## Start Recorded data

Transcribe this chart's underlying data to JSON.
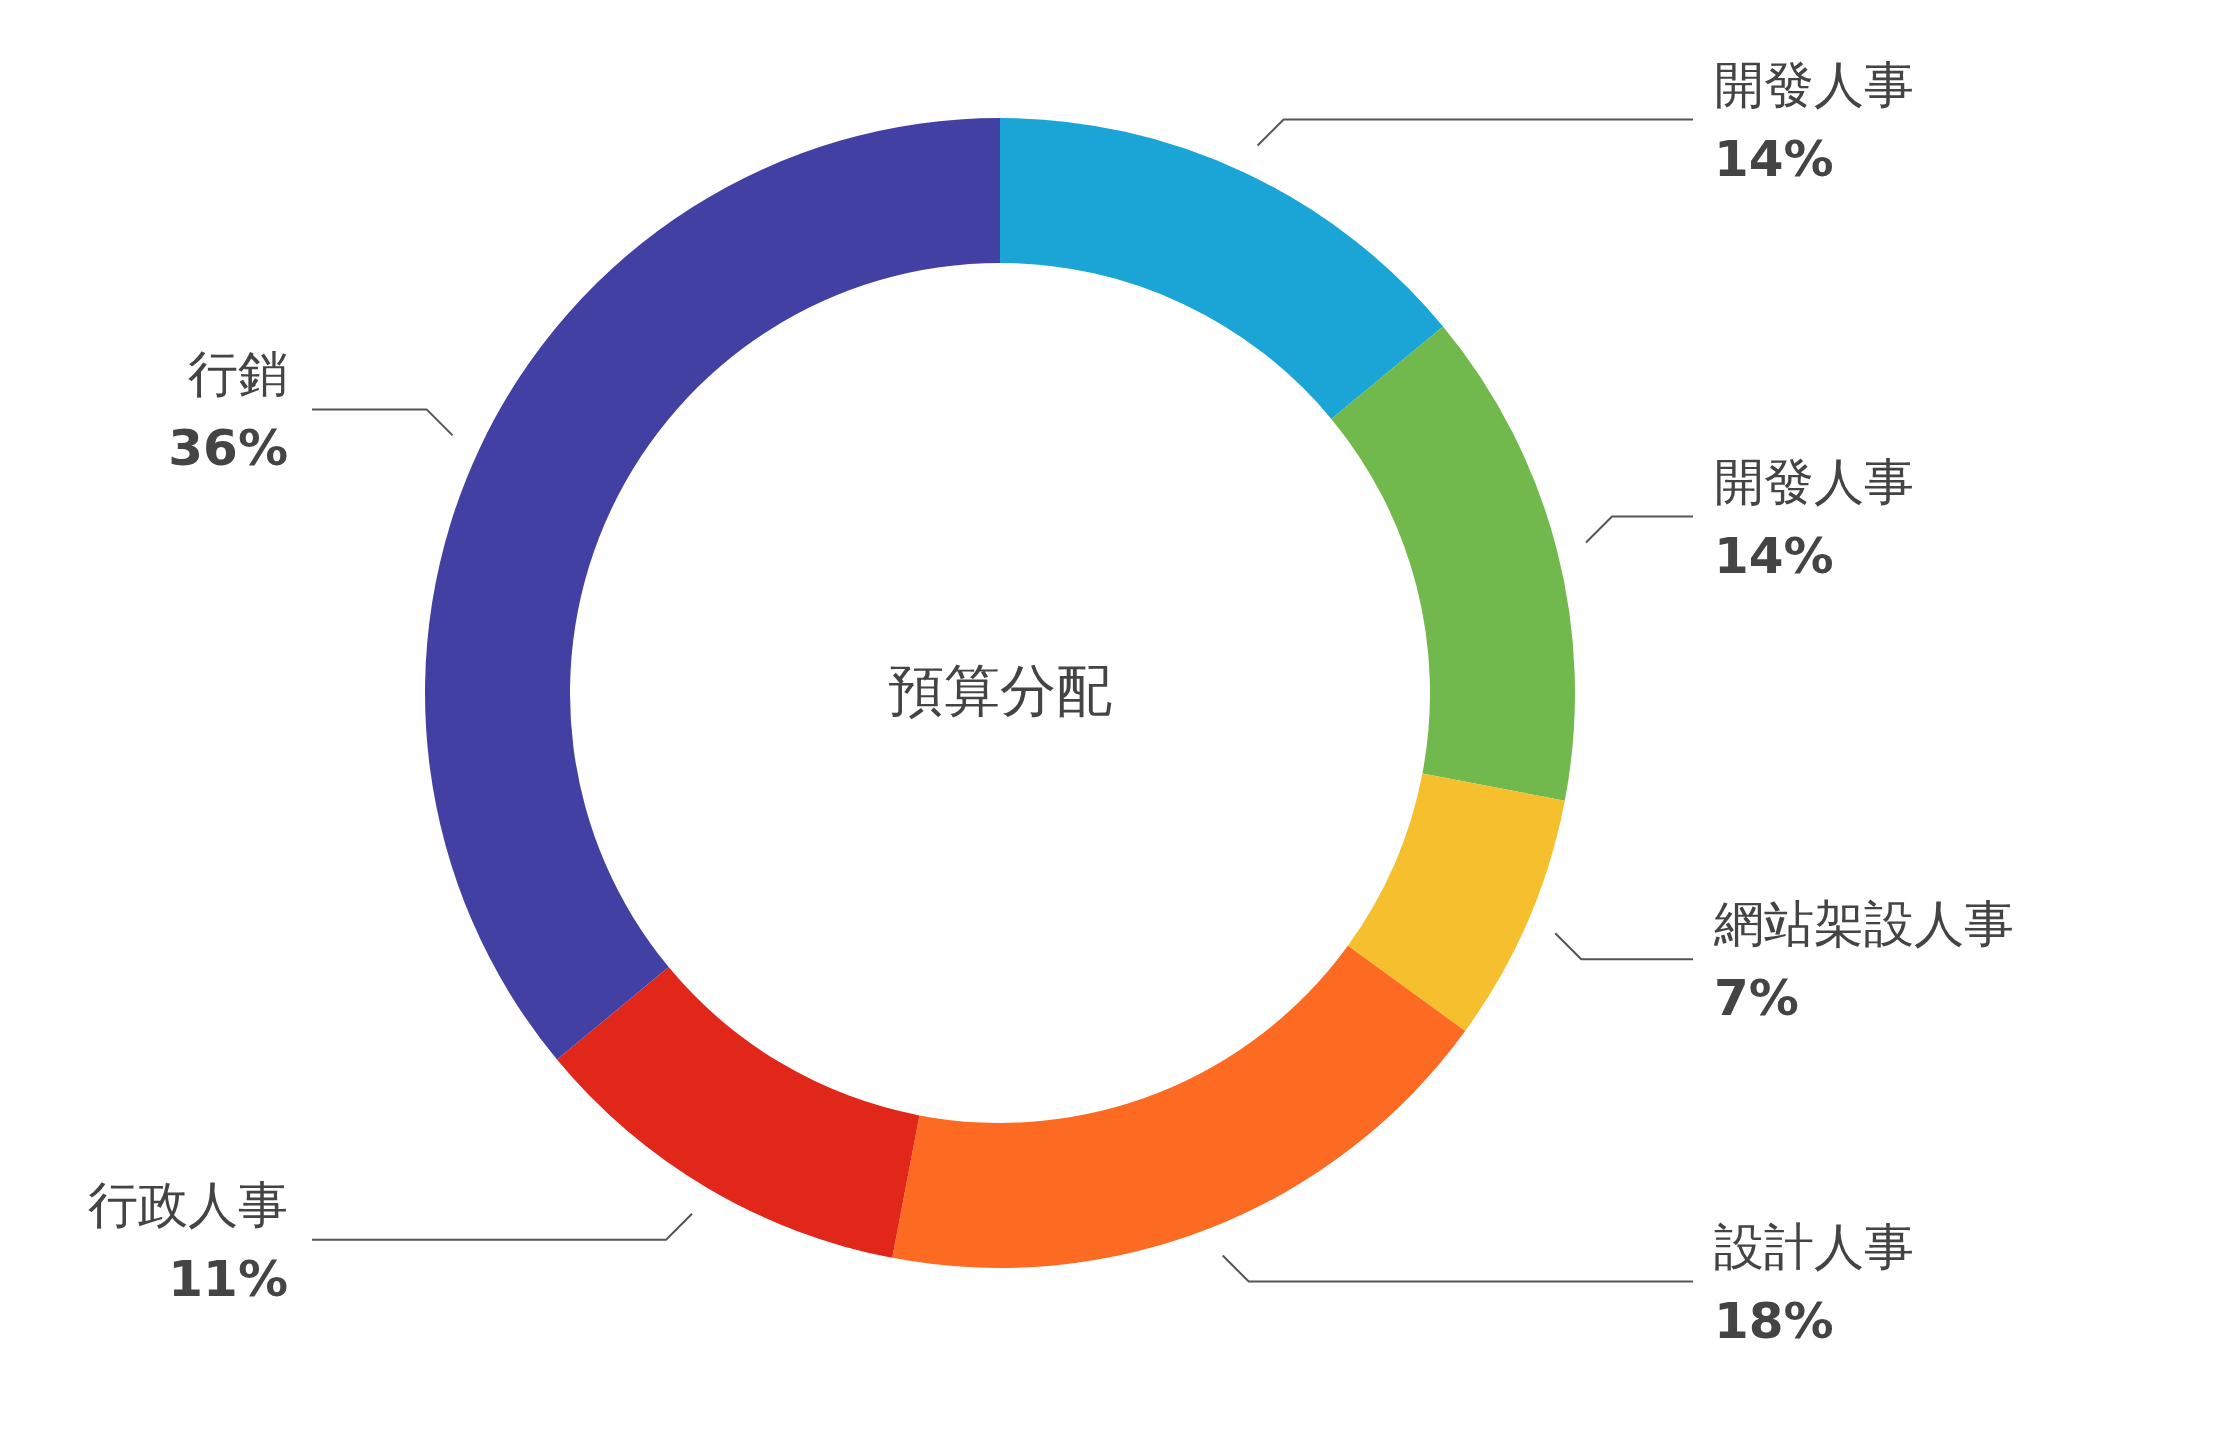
{
  "chart_data": {
    "type": "donut",
    "title": "預算分配",
    "categories": [
      "開發人事",
      "開發人事",
      "網站架設人事",
      "設計人事",
      "行政人事",
      "行銷"
    ],
    "values": [
      14,
      14,
      7,
      18,
      11,
      36
    ],
    "colors": [
      "#1ba5d7",
      "#71b94c",
      "#f5bf2e",
      "#fd6a22",
      "#e0271a",
      "#4340a4"
    ],
    "value_labels": [
      "14%",
      "14%",
      "7%",
      "18%",
      "11%",
      "36%"
    ]
  }
}
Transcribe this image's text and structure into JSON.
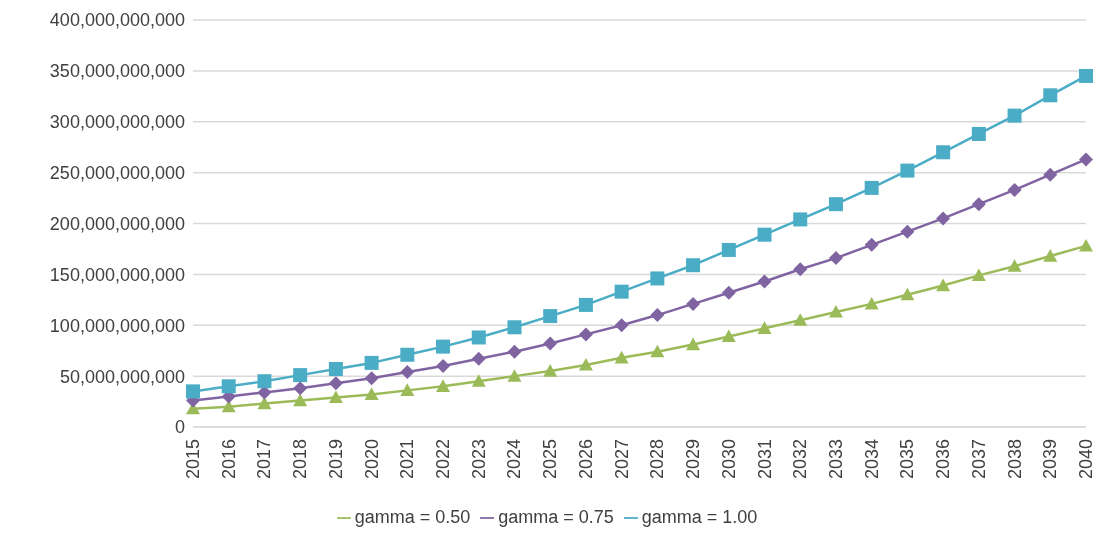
{
  "chart_data": {
    "type": "line",
    "categories": [
      "2015",
      "2016",
      "2017",
      "2018",
      "2019",
      "2020",
      "2021",
      "2022",
      "2023",
      "2024",
      "2025",
      "2026",
      "2027",
      "2028",
      "2029",
      "2030",
      "2031",
      "2032",
      "2033",
      "2034",
      "2035",
      "2036",
      "2037",
      "2038",
      "2039",
      "2040"
    ],
    "series": [
      {
        "name": "gamma = 0.50",
        "color": "#9bbb59",
        "marker": "triangle",
        "values": [
          18000000000,
          20000000000,
          23000000000,
          26000000000,
          29000000000,
          32000000000,
          36000000000,
          40000000000,
          45000000000,
          50000000000,
          55000000000,
          61000000000,
          68000000000,
          74000000000,
          81000000000,
          89000000000,
          97000000000,
          105000000000,
          113000000000,
          121000000000,
          130000000000,
          139000000000,
          149000000000,
          158000000000,
          168000000000,
          178000000000
        ]
      },
      {
        "name": "gamma = 0.75",
        "color": "#8064a2",
        "marker": "diamond",
        "values": [
          26000000000,
          30000000000,
          34000000000,
          38000000000,
          43000000000,
          48000000000,
          54000000000,
          60000000000,
          67000000000,
          74000000000,
          82000000000,
          91000000000,
          100000000000,
          110000000000,
          121000000000,
          132000000000,
          143000000000,
          155000000000,
          166000000000,
          179000000000,
          192000000000,
          205000000000,
          219000000000,
          233000000000,
          248000000000,
          263000000000
        ]
      },
      {
        "name": "gamma = 1.00",
        "color": "#4bacc6",
        "marker": "square",
        "values": [
          35000000000,
          40000000000,
          45000000000,
          51000000000,
          57000000000,
          63000000000,
          71000000000,
          79000000000,
          88000000000,
          98000000000,
          109000000000,
          120000000000,
          133000000000,
          146000000000,
          159000000000,
          174000000000,
          189000000000,
          204000000000,
          219000000000,
          235000000000,
          252000000000,
          270000000000,
          288000000000,
          306000000000,
          326000000000,
          345000000000
        ]
      }
    ],
    "ylim": [
      0,
      400000000000
    ],
    "yticks": [
      0,
      {
        "value": 50000000000,
        "label": "50,000,000,000"
      },
      {
        "value": 100000000000,
        "label": "100,000,000,000"
      },
      {
        "value": 150000000000,
        "label": "150,000,000,000"
      },
      {
        "value": 200000000000,
        "label": "200,000,000,000"
      },
      {
        "value": 250000000000,
        "label": "250,000,000,000"
      },
      {
        "value": 300000000000,
        "label": "300,000,000,000"
      },
      {
        "value": 350000000000,
        "label": "350,000,000,000"
      },
      {
        "value": 400000000000,
        "label": "400,000,000,000"
      }
    ],
    "grid": "y",
    "legend": "bottom",
    "line_style": "solid"
  }
}
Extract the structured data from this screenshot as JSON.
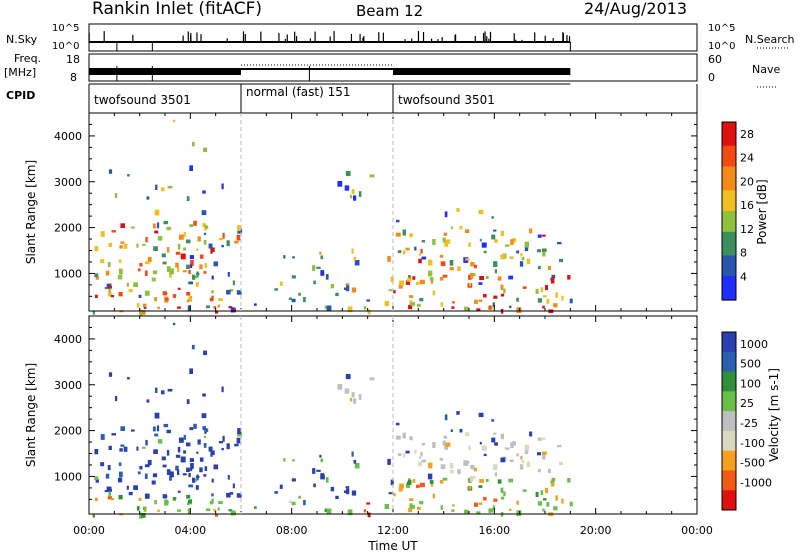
{
  "header": {
    "station": "Rankin Inlet (fitACF)",
    "beam": "Beam 12",
    "date": "24/Aug/2013"
  },
  "strips": {
    "nsky_label": "N.Sky",
    "nsky_ticks": [
      "10^5",
      "10^0"
    ],
    "nsearch_label": "N.Search",
    "nsearch_ticks": [
      "10^5",
      "10^0"
    ],
    "freq_label": "Freq.",
    "freq_unit": "[MHz]",
    "freq_ticks": [
      "18",
      "8"
    ],
    "nave_label": "Nave",
    "nave_ticks": [
      "60",
      "0"
    ],
    "cpid_label": "CPID",
    "cpid_segments": [
      {
        "label": "twofsound 3501",
        "start_h": 0,
        "end_h": 6
      },
      {
        "label": "normal (fast) 151",
        "start_h": 6,
        "end_h": 12
      },
      {
        "label": "twofsound 3501",
        "start_h": 12,
        "end_h": 19
      }
    ]
  },
  "colors": {
    "power": [
      "#1f2cff",
      "#2855b0",
      "#3b8f5e",
      "#8fc040",
      "#f0c020",
      "#f58a1a",
      "#f24a14",
      "#e01010"
    ],
    "velocity": [
      "#e01010",
      "#f05a14",
      "#f7a020",
      "#d9d9c0",
      "#bfbfbf",
      "#68c04a",
      "#2f8f3a",
      "#2a5fb0",
      "#2a3fb0"
    ]
  },
  "chart_data": [
    {
      "type": "heatmap",
      "title": "Power",
      "xlabel": "Time UT",
      "ylabel": "Slant Range [km]",
      "xlim_hours": [
        0,
        24
      ],
      "ylim_km": [
        180,
        4500
      ],
      "x_ticks": [
        "00:00",
        "04:00",
        "08:00",
        "12:00",
        "16:00",
        "20:00",
        "00:00"
      ],
      "y_ticks": [
        1000,
        2000,
        3000,
        4000
      ],
      "colorbar_label": "Power [dB]",
      "colorbar_ticks": [
        4,
        8,
        12,
        16,
        20,
        24,
        28
      ],
      "colorbar_range": [
        0,
        30
      ]
    },
    {
      "type": "heatmap",
      "title": "Velocity",
      "xlabel": "Time UT",
      "ylabel": "Slant Range [km]",
      "xlim_hours": [
        0,
        24
      ],
      "ylim_km": [
        180,
        4500
      ],
      "x_ticks": [
        "00:00",
        "04:00",
        "08:00",
        "12:00",
        "16:00",
        "20:00",
        "00:00"
      ],
      "y_ticks": [
        1000,
        2000,
        3000,
        4000
      ],
      "colorbar_label": "Velocity [m s-1]",
      "colorbar_ticks": [
        1000,
        500,
        100,
        25,
        -25,
        -100,
        -500,
        -1000
      ]
    }
  ],
  "xaxis_title": "Time UT"
}
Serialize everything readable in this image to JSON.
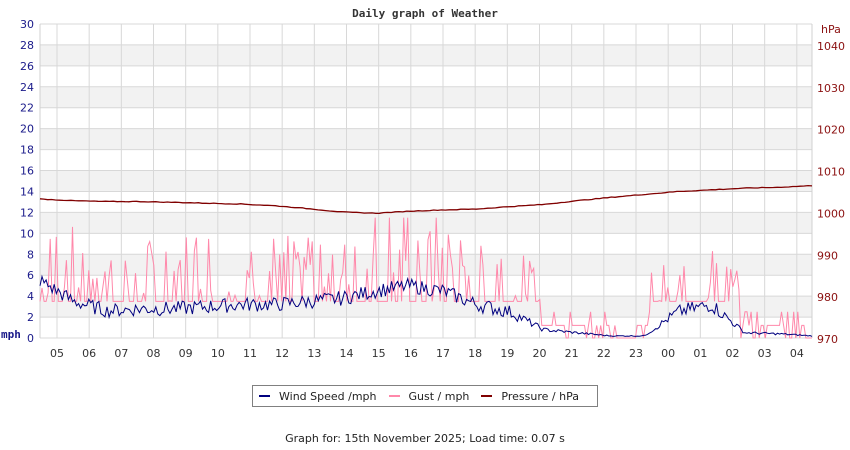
{
  "chart_data": {
    "type": "line",
    "title": "Daily graph of Weather",
    "xlabel": "",
    "ylabel_left": "mph",
    "ylabel_right": "hPa",
    "ylim_left": [
      0,
      30
    ],
    "ylim_right": [
      970,
      1045
    ],
    "yticks_left": [
      0,
      2,
      4,
      6,
      8,
      10,
      12,
      14,
      16,
      18,
      20,
      22,
      24,
      26,
      28,
      30
    ],
    "yticks_right": [
      970,
      980,
      990,
      1000,
      1010,
      1020,
      1030,
      1040
    ],
    "x_categories": [
      "05",
      "06",
      "07",
      "08",
      "09",
      "10",
      "11",
      "12",
      "13",
      "14",
      "15",
      "16",
      "17",
      "18",
      "19",
      "20",
      "21",
      "22",
      "23",
      "00",
      "01",
      "02",
      "03",
      "04"
    ],
    "grid": true,
    "legend_position": "bottom",
    "series": [
      {
        "name": "Wind Speed /mph",
        "color": "#00007f",
        "axis": "left",
        "values": [
          5.5,
          3.5,
          2.6,
          2.8,
          2.8,
          3.0,
          3.2,
          3.2,
          3.5,
          3.8,
          4.5,
          5.0,
          4.5,
          3.2,
          2.5,
          0.8,
          0.5,
          0.2,
          0.2,
          2.5,
          3.2,
          0.5,
          0.4,
          0.2
        ]
      },
      {
        "name": "Gust / mph",
        "color": "#ff88aa",
        "axis": "left",
        "values": [
          9.5,
          6.0,
          5.0,
          5.0,
          5.5,
          6.0,
          5.5,
          5.5,
          6.5,
          7.5,
          8.0,
          8.5,
          7.5,
          5.5,
          5.0,
          2.0,
          1.5,
          0.5,
          0.5,
          4.5,
          6.5,
          1.5,
          1.2,
          0.5
        ]
      },
      {
        "name": "Pressure / hPa",
        "color": "#800000",
        "axis": "right",
        "values": [
          1003.2,
          1002.8,
          1002.6,
          1002.6,
          1002.4,
          1002.2,
          1002.0,
          1001.6,
          1000.9,
          1000.1,
          999.8,
          1000.3,
          1000.6,
          1000.8,
          1001.4,
          1001.9,
          1002.8,
          1003.6,
          1004.3,
          1005.0,
          1005.4,
          1005.8,
          1006.0,
          1006.4
        ]
      }
    ]
  },
  "header": {
    "title": "Daily graph of Weather"
  },
  "axes": {
    "left_unit": "mph",
    "right_unit": "hPa"
  },
  "legend": {
    "items": [
      {
        "label": "Wind Speed /mph",
        "color": "#00007f"
      },
      {
        "label": "Gust / mph",
        "color": "#ff88aa"
      },
      {
        "label": "Pressure / hPa",
        "color": "#800000"
      }
    ]
  },
  "footer": {
    "text": "Graph for: 15th November 2025; Load time: 0.07 s"
  }
}
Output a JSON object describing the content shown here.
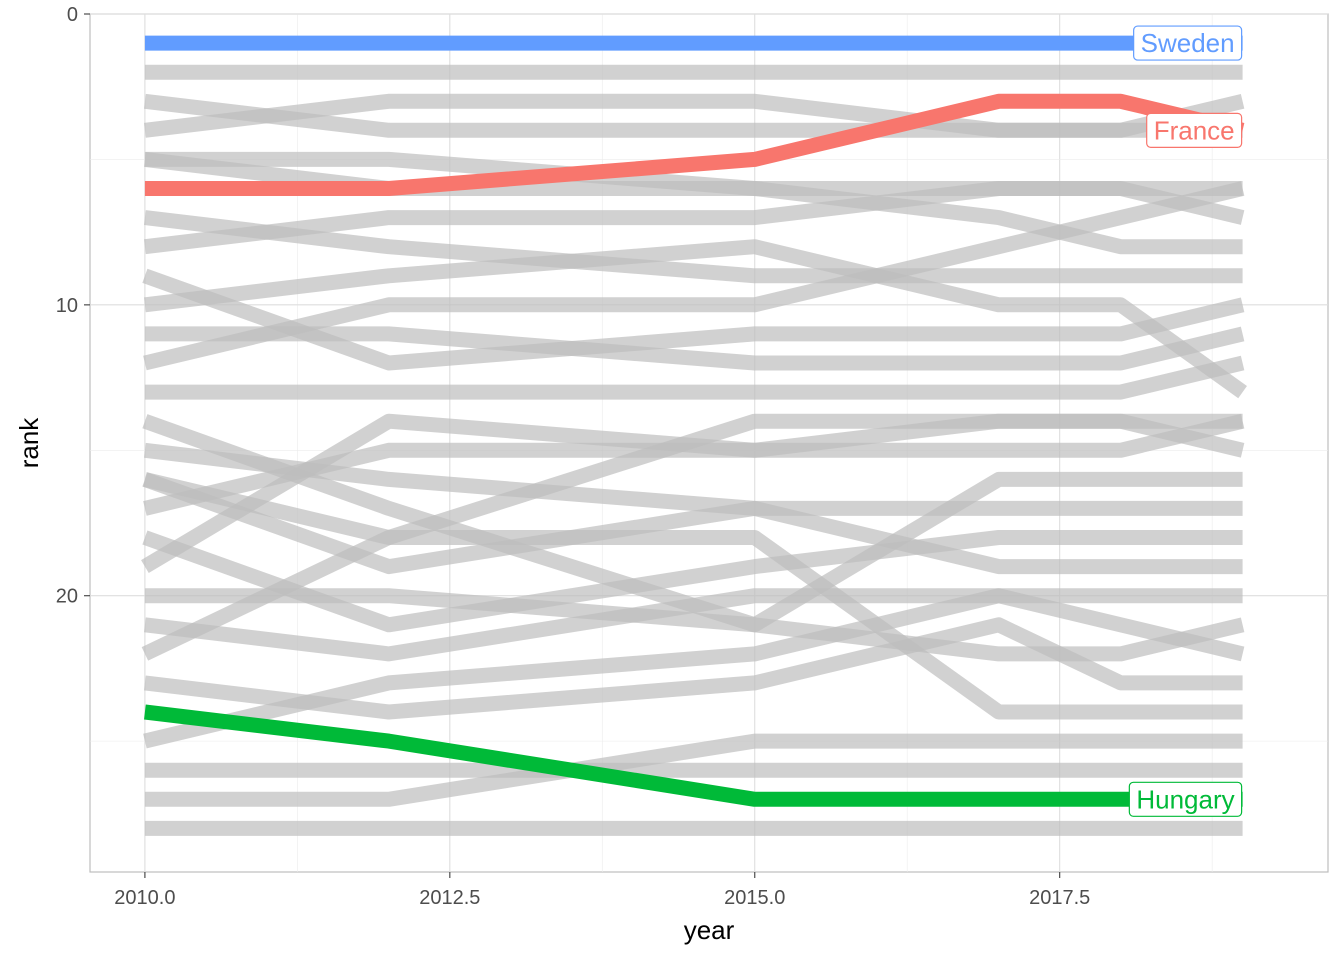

## End Recorded data

## What is expected
For each line of the entries that includes "JSON", show that line.

## Solution to the exercise
Transcribe this chart's underlying data to JSON.
Transcribe this image's text and structure into JSON.
Extract the structured data from this screenshot as JSON.
Serialize everything readable in this image to JSON.
Output a JSON object describing the content shown here.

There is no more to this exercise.